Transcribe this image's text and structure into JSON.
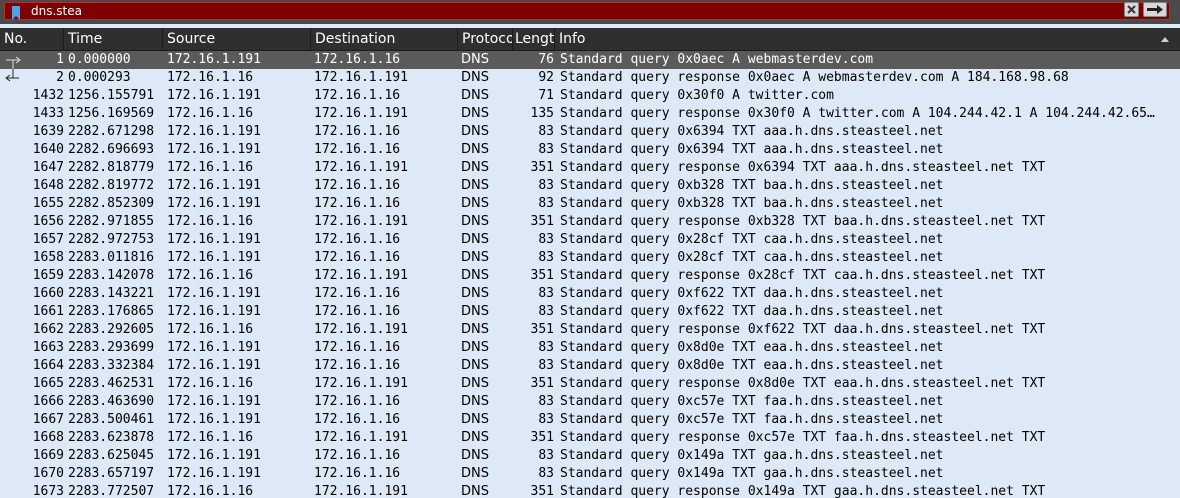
{
  "filter": {
    "value": "dns.stea",
    "bookmark_icon": "bookmark-icon",
    "clear_icon": "clear-x-icon",
    "apply_icon": "arrow-right-icon",
    "background_color": "#7e0000"
  },
  "columns": {
    "no": "No.",
    "time": "Time",
    "source": "Source",
    "destination": "Destination",
    "protocol": "Protoco",
    "length": "Lengtl",
    "info": "Info",
    "sort_icon": "sort-ascending-icon"
  },
  "colors": {
    "row_background": "#dde9f6",
    "selected_background": "#5a5a5a",
    "header_background": "#2f2f2f"
  },
  "packets": [
    {
      "no": "1",
      "time": "0.000000",
      "source": "172.16.1.191",
      "destination": "172.16.1.16",
      "protocol": "DNS",
      "length": "76",
      "info": "Standard query 0x0aec A webmasterdev.com",
      "selected": true,
      "relation": "request"
    },
    {
      "no": "2",
      "time": "0.000293",
      "source": "172.16.1.16",
      "destination": "172.16.1.191",
      "protocol": "DNS",
      "length": "92",
      "info": "Standard query response 0x0aec A webmasterdev.com A 184.168.98.68",
      "selected": false,
      "relation": "response"
    },
    {
      "no": "1432",
      "time": "1256.155791",
      "source": "172.16.1.191",
      "destination": "172.16.1.16",
      "protocol": "DNS",
      "length": "71",
      "info": "Standard query 0x30f0 A twitter.com",
      "selected": false
    },
    {
      "no": "1433",
      "time": "1256.169569",
      "source": "172.16.1.16",
      "destination": "172.16.1.191",
      "protocol": "DNS",
      "length": "135",
      "info": "Standard query response 0x30f0 A twitter.com A 104.244.42.1 A 104.244.42.65…",
      "selected": false
    },
    {
      "no": "1639",
      "time": "2282.671298",
      "source": "172.16.1.191",
      "destination": "172.16.1.16",
      "protocol": "DNS",
      "length": "83",
      "info": "Standard query 0x6394 TXT aaa.h.dns.steasteel.net",
      "selected": false
    },
    {
      "no": "1640",
      "time": "2282.696693",
      "source": "172.16.1.191",
      "destination": "172.16.1.16",
      "protocol": "DNS",
      "length": "83",
      "info": "Standard query 0x6394 TXT aaa.h.dns.steasteel.net",
      "selected": false
    },
    {
      "no": "1647",
      "time": "2282.818779",
      "source": "172.16.1.16",
      "destination": "172.16.1.191",
      "protocol": "DNS",
      "length": "351",
      "info": "Standard query response 0x6394 TXT aaa.h.dns.steasteel.net TXT",
      "selected": false
    },
    {
      "no": "1648",
      "time": "2282.819772",
      "source": "172.16.1.191",
      "destination": "172.16.1.16",
      "protocol": "DNS",
      "length": "83",
      "info": "Standard query 0xb328 TXT baa.h.dns.steasteel.net",
      "selected": false
    },
    {
      "no": "1655",
      "time": "2282.852309",
      "source": "172.16.1.191",
      "destination": "172.16.1.16",
      "protocol": "DNS",
      "length": "83",
      "info": "Standard query 0xb328 TXT baa.h.dns.steasteel.net",
      "selected": false
    },
    {
      "no": "1656",
      "time": "2282.971855",
      "source": "172.16.1.16",
      "destination": "172.16.1.191",
      "protocol": "DNS",
      "length": "351",
      "info": "Standard query response 0xb328 TXT baa.h.dns.steasteel.net TXT",
      "selected": false
    },
    {
      "no": "1657",
      "time": "2282.972753",
      "source": "172.16.1.191",
      "destination": "172.16.1.16",
      "protocol": "DNS",
      "length": "83",
      "info": "Standard query 0x28cf TXT caa.h.dns.steasteel.net",
      "selected": false
    },
    {
      "no": "1658",
      "time": "2283.011816",
      "source": "172.16.1.191",
      "destination": "172.16.1.16",
      "protocol": "DNS",
      "length": "83",
      "info": "Standard query 0x28cf TXT caa.h.dns.steasteel.net",
      "selected": false
    },
    {
      "no": "1659",
      "time": "2283.142078",
      "source": "172.16.1.16",
      "destination": "172.16.1.191",
      "protocol": "DNS",
      "length": "351",
      "info": "Standard query response 0x28cf TXT caa.h.dns.steasteel.net TXT",
      "selected": false
    },
    {
      "no": "1660",
      "time": "2283.143221",
      "source": "172.16.1.191",
      "destination": "172.16.1.16",
      "protocol": "DNS",
      "length": "83",
      "info": "Standard query 0xf622 TXT daa.h.dns.steasteel.net",
      "selected": false
    },
    {
      "no": "1661",
      "time": "2283.176865",
      "source": "172.16.1.191",
      "destination": "172.16.1.16",
      "protocol": "DNS",
      "length": "83",
      "info": "Standard query 0xf622 TXT daa.h.dns.steasteel.net",
      "selected": false
    },
    {
      "no": "1662",
      "time": "2283.292605",
      "source": "172.16.1.16",
      "destination": "172.16.1.191",
      "protocol": "DNS",
      "length": "351",
      "info": "Standard query response 0xf622 TXT daa.h.dns.steasteel.net TXT",
      "selected": false
    },
    {
      "no": "1663",
      "time": "2283.293699",
      "source": "172.16.1.191",
      "destination": "172.16.1.16",
      "protocol": "DNS",
      "length": "83",
      "info": "Standard query 0x8d0e TXT eaa.h.dns.steasteel.net",
      "selected": false
    },
    {
      "no": "1664",
      "time": "2283.332384",
      "source": "172.16.1.191",
      "destination": "172.16.1.16",
      "protocol": "DNS",
      "length": "83",
      "info": "Standard query 0x8d0e TXT eaa.h.dns.steasteel.net",
      "selected": false
    },
    {
      "no": "1665",
      "time": "2283.462531",
      "source": "172.16.1.16",
      "destination": "172.16.1.191",
      "protocol": "DNS",
      "length": "351",
      "info": "Standard query response 0x8d0e TXT eaa.h.dns.steasteel.net TXT",
      "selected": false
    },
    {
      "no": "1666",
      "time": "2283.463690",
      "source": "172.16.1.191",
      "destination": "172.16.1.16",
      "protocol": "DNS",
      "length": "83",
      "info": "Standard query 0xc57e TXT faa.h.dns.steasteel.net",
      "selected": false
    },
    {
      "no": "1667",
      "time": "2283.500461",
      "source": "172.16.1.191",
      "destination": "172.16.1.16",
      "protocol": "DNS",
      "length": "83",
      "info": "Standard query 0xc57e TXT faa.h.dns.steasteel.net",
      "selected": false
    },
    {
      "no": "1668",
      "time": "2283.623878",
      "source": "172.16.1.16",
      "destination": "172.16.1.191",
      "protocol": "DNS",
      "length": "351",
      "info": "Standard query response 0xc57e TXT faa.h.dns.steasteel.net TXT",
      "selected": false
    },
    {
      "no": "1669",
      "time": "2283.625045",
      "source": "172.16.1.191",
      "destination": "172.16.1.16",
      "protocol": "DNS",
      "length": "83",
      "info": "Standard query 0x149a TXT gaa.h.dns.steasteel.net",
      "selected": false
    },
    {
      "no": "1670",
      "time": "2283.657197",
      "source": "172.16.1.191",
      "destination": "172.16.1.16",
      "protocol": "DNS",
      "length": "83",
      "info": "Standard query 0x149a TXT gaa.h.dns.steasteel.net",
      "selected": false
    },
    {
      "no": "1673",
      "time": "2283.772507",
      "source": "172.16.1.16",
      "destination": "172.16.1.191",
      "protocol": "DNS",
      "length": "351",
      "info": "Standard query response 0x149a TXT gaa.h.dns.steasteel.net TXT",
      "selected": false
    }
  ]
}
◆ ◆ ◆
What the task asks
Each line that holds the word "webmasterdev" should be extracted from the records.

Output for this task
      "info": "Standard query 0x0aec A webmasterdev.com",
      "info": "Standard query response 0x0aec A webmasterdev.com A 184.168.98.68",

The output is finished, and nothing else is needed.